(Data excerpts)
<<<<

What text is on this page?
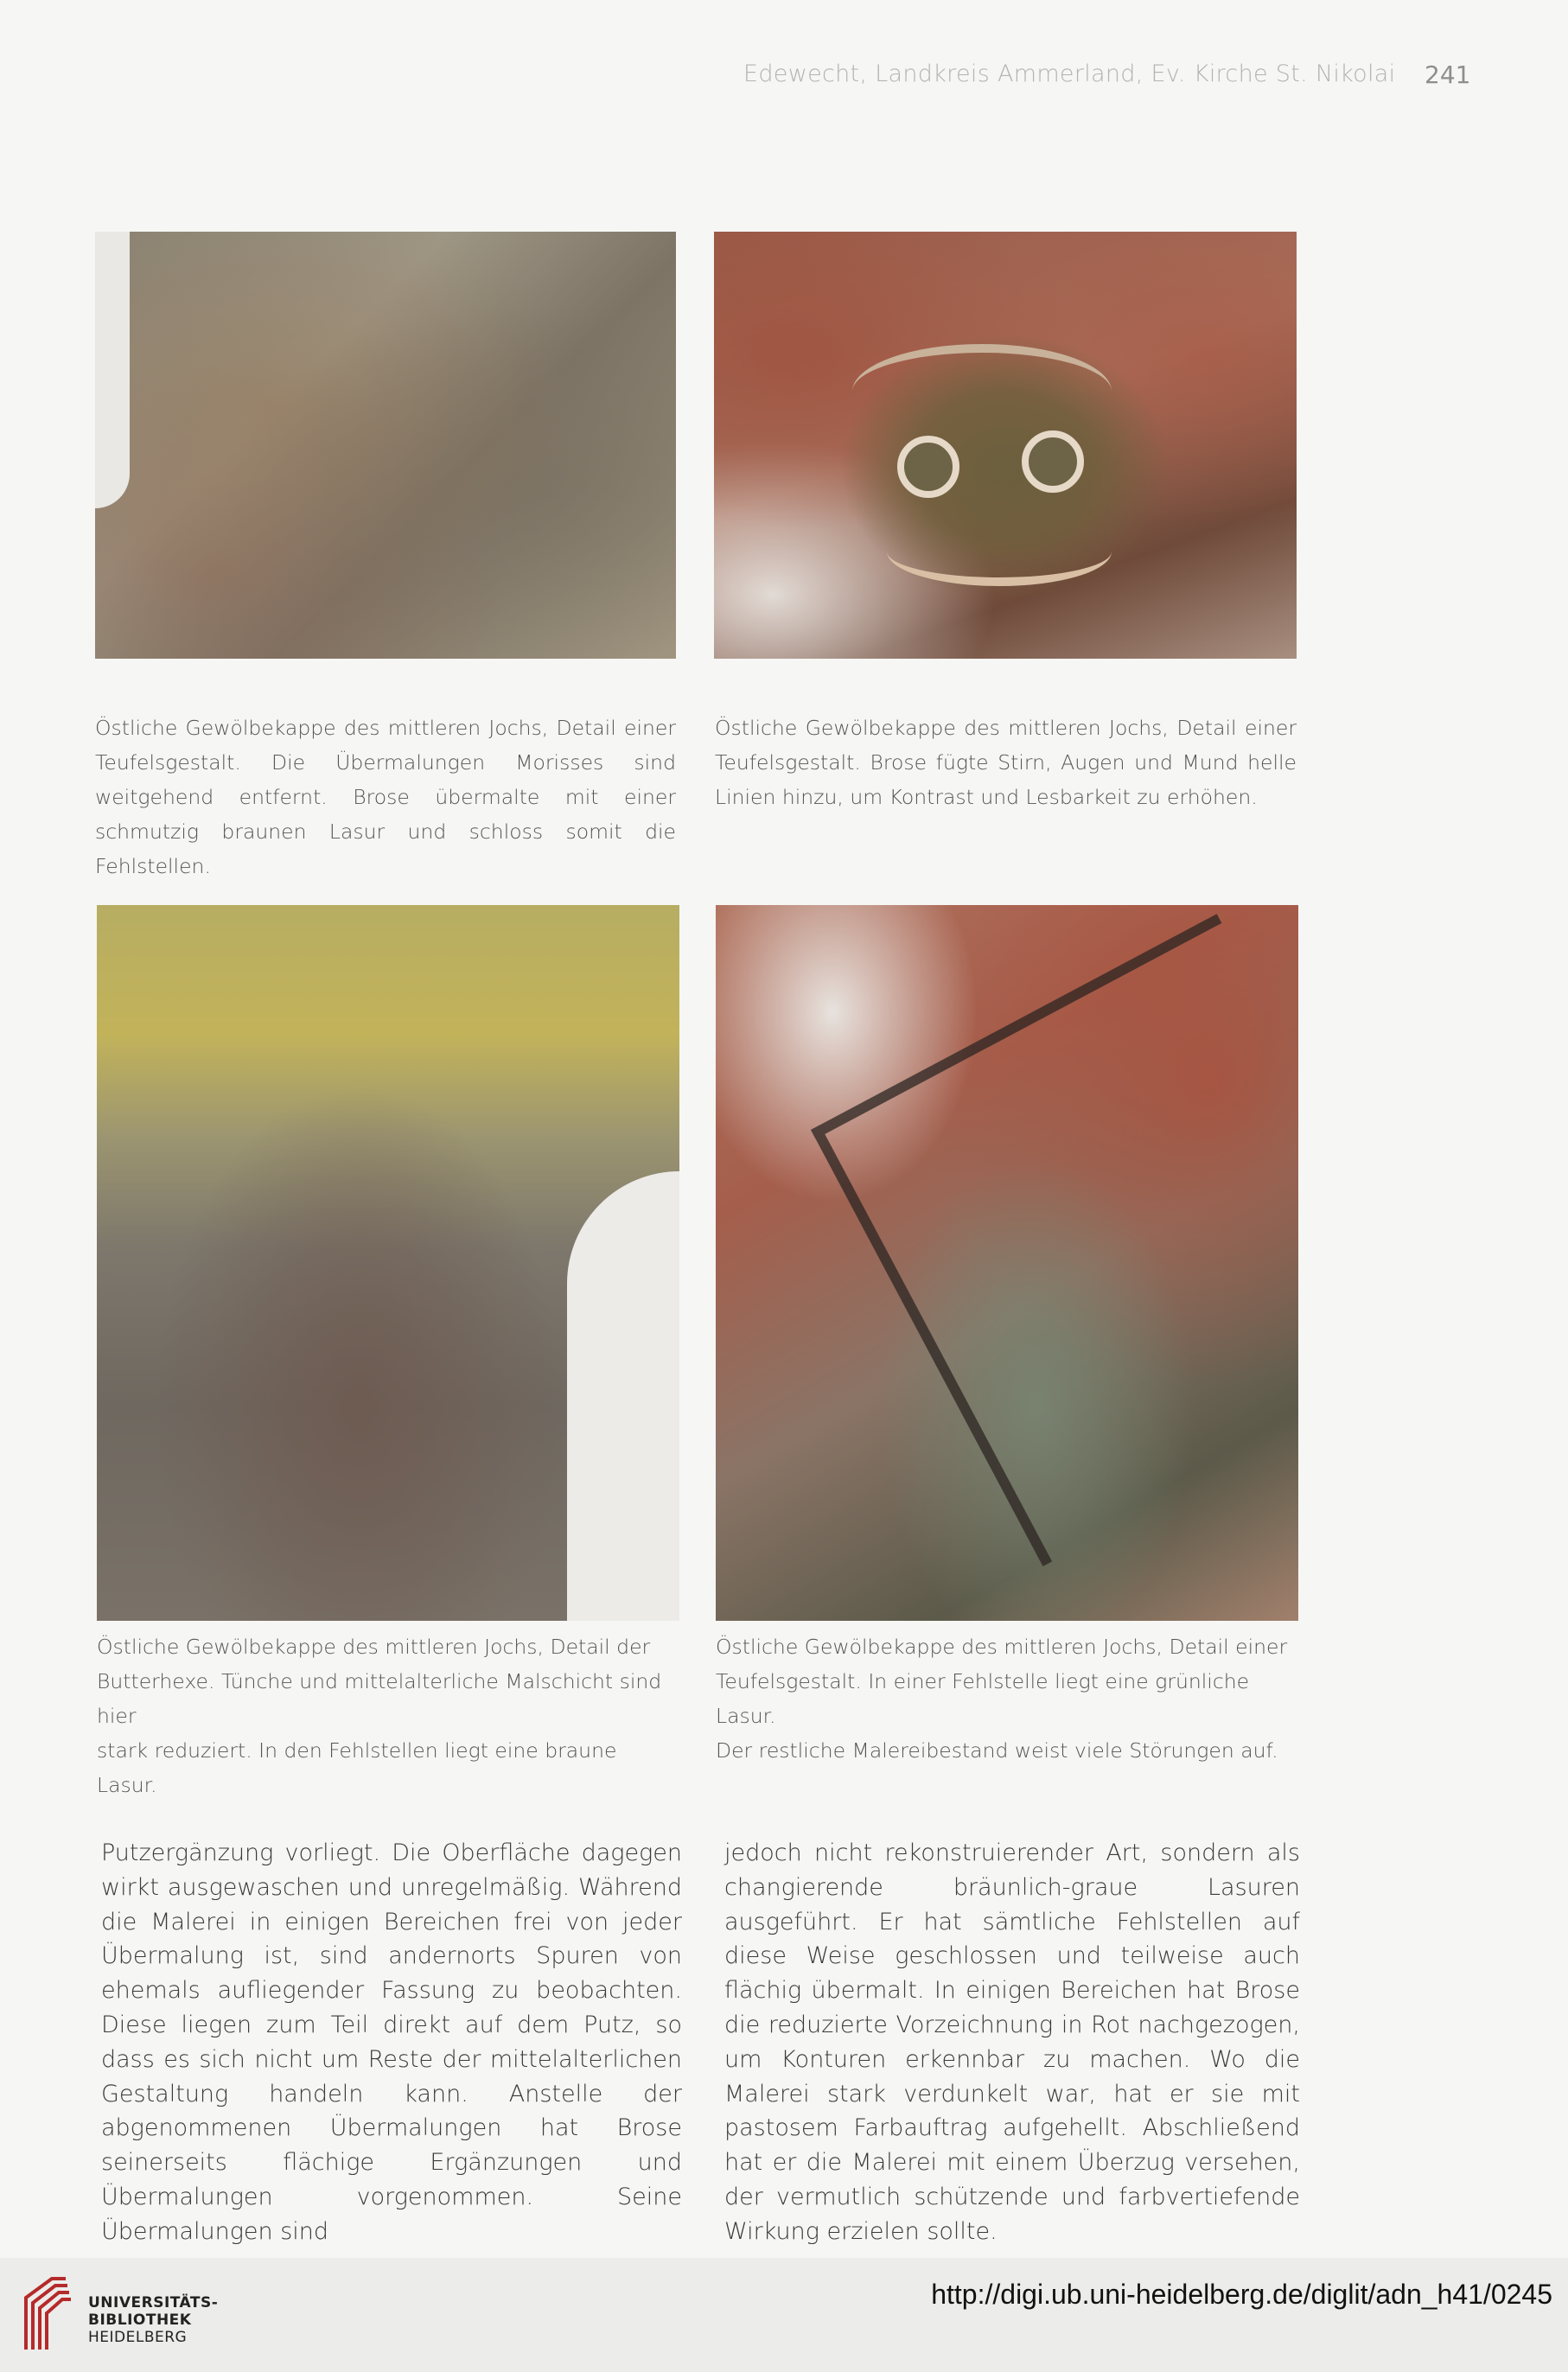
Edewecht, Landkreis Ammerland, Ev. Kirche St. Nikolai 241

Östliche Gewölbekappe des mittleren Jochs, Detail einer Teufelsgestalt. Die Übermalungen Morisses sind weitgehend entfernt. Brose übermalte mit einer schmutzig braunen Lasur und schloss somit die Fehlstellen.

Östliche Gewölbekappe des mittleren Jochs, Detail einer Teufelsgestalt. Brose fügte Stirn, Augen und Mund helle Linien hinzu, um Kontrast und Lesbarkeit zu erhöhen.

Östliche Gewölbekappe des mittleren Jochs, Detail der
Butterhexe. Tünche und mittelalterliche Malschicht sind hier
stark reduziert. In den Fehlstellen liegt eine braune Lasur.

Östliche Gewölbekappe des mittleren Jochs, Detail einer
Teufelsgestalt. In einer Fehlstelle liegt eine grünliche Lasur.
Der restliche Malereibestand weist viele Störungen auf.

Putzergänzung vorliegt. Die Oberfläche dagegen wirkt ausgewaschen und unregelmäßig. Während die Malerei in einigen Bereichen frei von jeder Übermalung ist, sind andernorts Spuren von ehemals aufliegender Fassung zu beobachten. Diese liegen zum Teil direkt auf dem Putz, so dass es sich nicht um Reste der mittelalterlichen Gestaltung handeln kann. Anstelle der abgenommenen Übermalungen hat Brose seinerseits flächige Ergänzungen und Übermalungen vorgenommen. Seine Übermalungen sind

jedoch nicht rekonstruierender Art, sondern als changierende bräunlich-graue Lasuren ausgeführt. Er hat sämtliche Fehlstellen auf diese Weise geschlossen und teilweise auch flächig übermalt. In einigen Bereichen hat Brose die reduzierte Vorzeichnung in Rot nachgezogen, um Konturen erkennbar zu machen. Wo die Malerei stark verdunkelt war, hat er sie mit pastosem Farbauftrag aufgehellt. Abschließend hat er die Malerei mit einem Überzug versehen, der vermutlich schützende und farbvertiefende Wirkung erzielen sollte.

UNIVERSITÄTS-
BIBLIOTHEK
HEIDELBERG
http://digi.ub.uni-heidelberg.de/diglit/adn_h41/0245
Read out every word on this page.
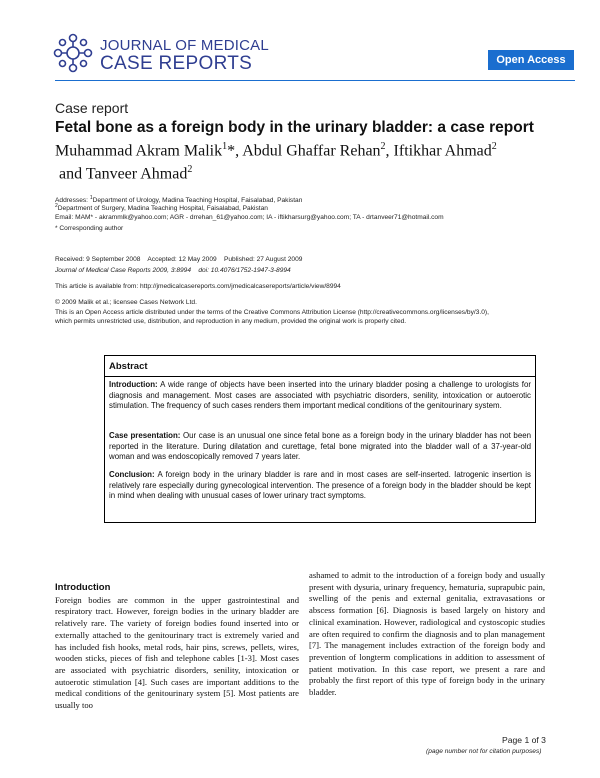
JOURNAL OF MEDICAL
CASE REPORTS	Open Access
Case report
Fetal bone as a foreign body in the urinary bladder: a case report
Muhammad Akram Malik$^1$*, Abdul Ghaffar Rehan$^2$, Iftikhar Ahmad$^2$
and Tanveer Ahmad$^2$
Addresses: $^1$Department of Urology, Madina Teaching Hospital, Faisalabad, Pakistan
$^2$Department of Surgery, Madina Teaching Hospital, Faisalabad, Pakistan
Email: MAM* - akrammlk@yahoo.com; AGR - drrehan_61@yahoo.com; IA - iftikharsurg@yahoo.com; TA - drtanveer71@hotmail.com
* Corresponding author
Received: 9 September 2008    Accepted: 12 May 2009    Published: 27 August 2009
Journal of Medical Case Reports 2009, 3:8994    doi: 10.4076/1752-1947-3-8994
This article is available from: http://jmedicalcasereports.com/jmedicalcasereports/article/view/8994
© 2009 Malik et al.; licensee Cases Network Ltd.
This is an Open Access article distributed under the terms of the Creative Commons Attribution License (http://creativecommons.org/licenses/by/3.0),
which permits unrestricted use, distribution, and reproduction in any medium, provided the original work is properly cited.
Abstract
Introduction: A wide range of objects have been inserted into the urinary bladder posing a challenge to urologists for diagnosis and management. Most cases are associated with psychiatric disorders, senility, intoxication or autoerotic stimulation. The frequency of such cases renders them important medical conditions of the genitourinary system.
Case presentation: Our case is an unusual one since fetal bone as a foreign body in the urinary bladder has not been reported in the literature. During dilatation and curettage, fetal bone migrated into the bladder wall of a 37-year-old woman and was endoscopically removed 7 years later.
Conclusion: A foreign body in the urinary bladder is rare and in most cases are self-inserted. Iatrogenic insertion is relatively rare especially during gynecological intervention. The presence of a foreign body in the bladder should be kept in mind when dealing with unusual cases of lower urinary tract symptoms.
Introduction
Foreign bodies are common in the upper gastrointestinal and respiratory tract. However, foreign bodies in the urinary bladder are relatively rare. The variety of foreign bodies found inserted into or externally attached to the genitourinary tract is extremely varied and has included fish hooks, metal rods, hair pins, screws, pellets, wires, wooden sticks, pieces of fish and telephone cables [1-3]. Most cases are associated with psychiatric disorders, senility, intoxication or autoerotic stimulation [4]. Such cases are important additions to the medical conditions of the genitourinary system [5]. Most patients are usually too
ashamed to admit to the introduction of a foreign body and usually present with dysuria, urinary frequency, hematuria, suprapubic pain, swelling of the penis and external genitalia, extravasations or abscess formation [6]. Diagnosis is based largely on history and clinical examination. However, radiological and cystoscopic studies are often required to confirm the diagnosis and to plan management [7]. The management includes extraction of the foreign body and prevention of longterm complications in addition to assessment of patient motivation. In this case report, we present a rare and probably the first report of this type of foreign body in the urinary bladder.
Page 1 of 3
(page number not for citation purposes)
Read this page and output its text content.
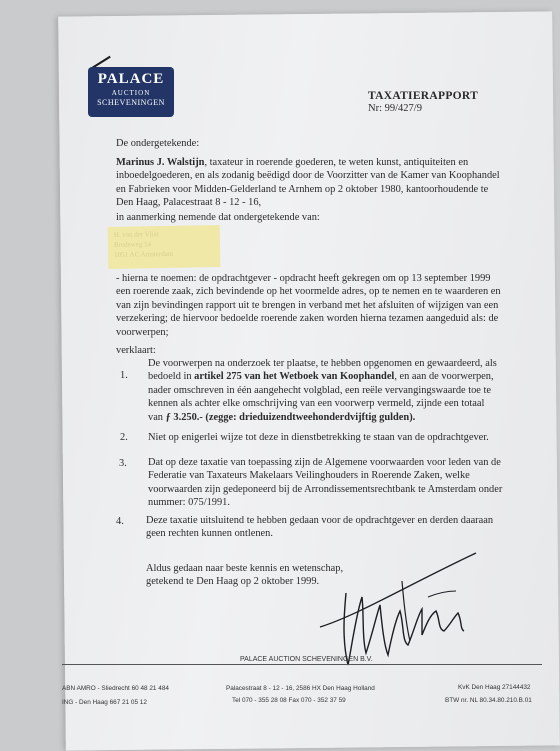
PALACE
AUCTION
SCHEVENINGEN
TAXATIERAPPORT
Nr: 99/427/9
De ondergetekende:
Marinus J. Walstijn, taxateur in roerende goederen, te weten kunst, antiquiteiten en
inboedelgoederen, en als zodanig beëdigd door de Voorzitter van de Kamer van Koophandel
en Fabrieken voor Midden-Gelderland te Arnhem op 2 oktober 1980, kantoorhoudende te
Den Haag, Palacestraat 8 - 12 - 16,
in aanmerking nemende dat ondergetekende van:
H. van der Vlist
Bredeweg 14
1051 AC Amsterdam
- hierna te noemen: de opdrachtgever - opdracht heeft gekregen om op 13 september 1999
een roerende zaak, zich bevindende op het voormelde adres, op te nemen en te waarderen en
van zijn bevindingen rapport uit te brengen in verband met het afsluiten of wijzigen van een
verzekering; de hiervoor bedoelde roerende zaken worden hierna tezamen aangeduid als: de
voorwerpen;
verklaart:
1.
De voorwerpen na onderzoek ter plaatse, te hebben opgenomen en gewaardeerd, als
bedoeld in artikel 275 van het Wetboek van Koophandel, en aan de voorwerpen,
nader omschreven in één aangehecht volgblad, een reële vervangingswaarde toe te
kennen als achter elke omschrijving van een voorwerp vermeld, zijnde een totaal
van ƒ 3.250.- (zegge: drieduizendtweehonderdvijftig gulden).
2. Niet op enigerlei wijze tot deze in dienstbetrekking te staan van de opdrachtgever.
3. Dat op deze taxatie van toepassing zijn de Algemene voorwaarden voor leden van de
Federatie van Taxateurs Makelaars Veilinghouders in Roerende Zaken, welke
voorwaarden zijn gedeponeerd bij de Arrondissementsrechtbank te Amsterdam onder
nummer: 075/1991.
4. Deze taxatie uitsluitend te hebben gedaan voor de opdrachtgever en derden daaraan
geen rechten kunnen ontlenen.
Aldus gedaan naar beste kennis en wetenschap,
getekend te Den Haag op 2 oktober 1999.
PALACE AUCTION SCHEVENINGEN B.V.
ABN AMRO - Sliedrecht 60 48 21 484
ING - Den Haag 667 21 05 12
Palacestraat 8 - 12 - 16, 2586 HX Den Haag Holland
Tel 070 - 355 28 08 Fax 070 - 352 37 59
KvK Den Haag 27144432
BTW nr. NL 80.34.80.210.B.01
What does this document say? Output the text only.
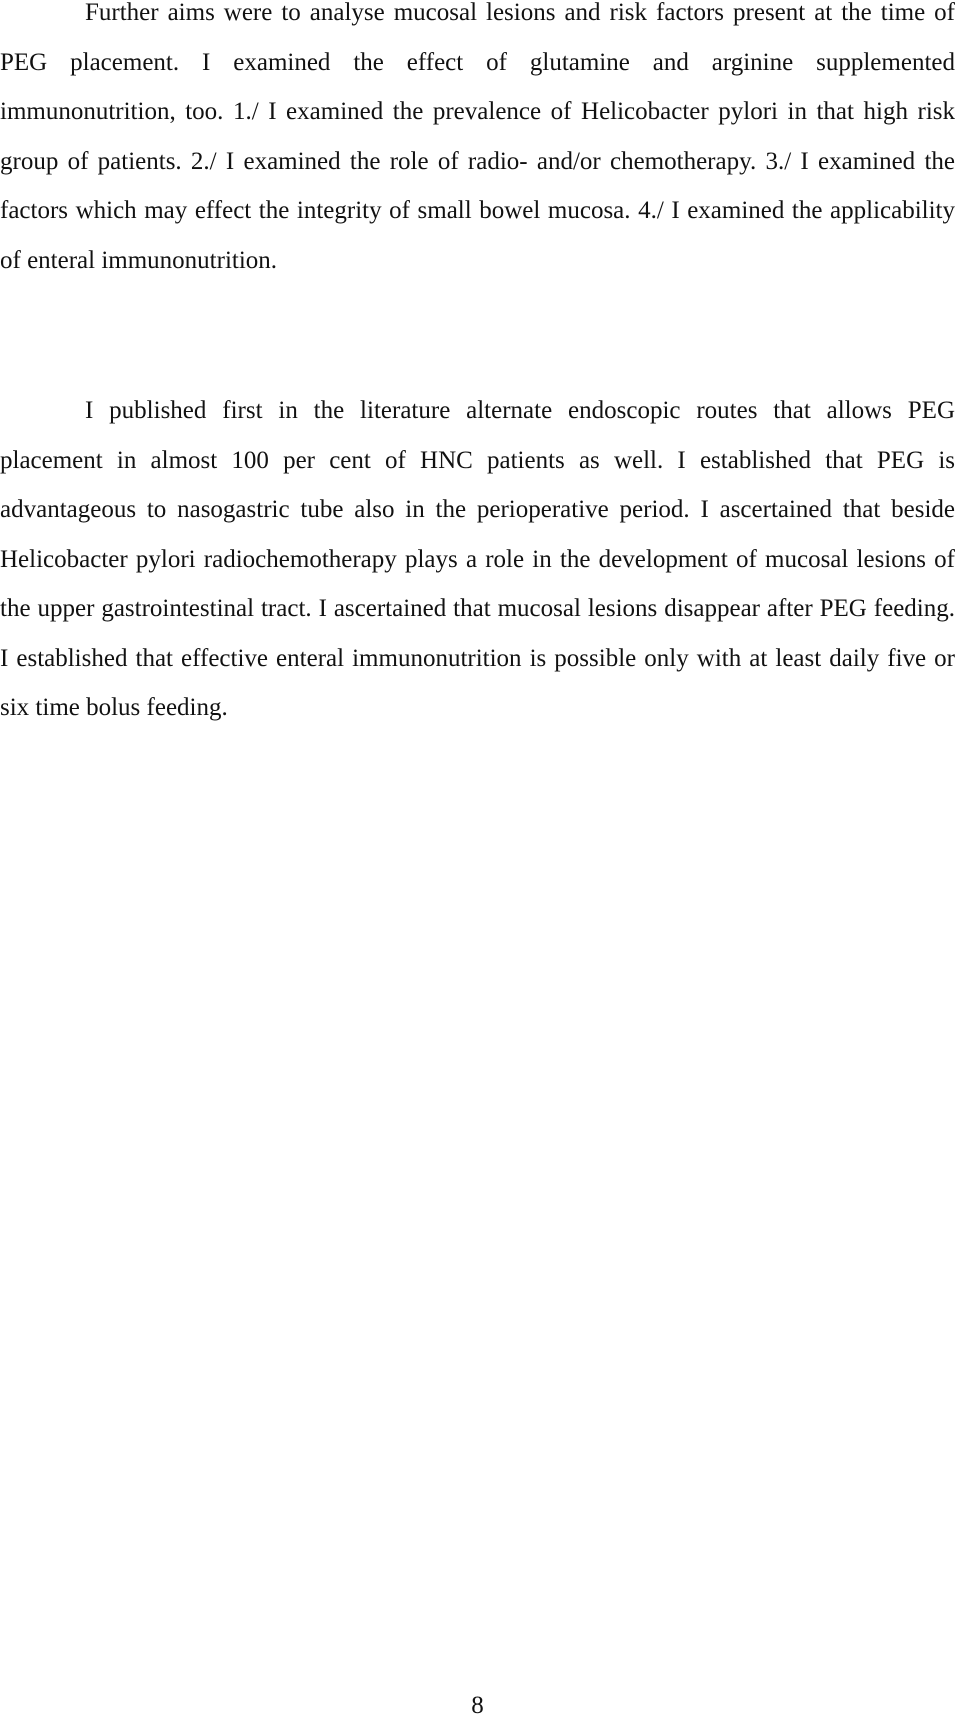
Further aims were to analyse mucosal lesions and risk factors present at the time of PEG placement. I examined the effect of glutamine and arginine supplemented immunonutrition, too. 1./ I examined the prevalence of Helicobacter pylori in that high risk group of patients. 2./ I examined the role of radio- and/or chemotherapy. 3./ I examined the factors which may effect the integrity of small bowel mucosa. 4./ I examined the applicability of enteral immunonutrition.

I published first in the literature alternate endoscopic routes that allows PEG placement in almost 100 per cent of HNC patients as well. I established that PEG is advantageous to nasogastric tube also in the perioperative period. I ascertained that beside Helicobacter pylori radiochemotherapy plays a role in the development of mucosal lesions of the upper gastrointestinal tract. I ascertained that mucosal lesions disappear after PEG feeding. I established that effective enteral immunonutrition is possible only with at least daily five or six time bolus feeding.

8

>>>>

All lines of the records above with the word "management" in them are to be copied.

Introduction: A wide range of objects have been inserted into the urinary bladder posing a challenge to urologists for diagnosis and management. Most cases are associated with psychiatric disorders, senility, intoxication or autoerotic stimulation. The frequency of such cases renders them important medical conditions of the genitourinary system.
ashamed to admit to the introduction of a foreign body and usually present with dysuria, urinary frequency, hematuria, suprapubic pain, swelling of the penis and external genitalia, extravasations or abscess formation [6]. Diagnosis is based largely on history and clinical examination. However, radiological and cystoscopic studies are often required to confirm the diagnosis and to plan management [7]. The management includes extraction of the foreign body and prevention of longterm complications in addition to assessment of patient motivation. In this case report, we present a rare and probably the first report of this type of foreign body in the urinary bladder.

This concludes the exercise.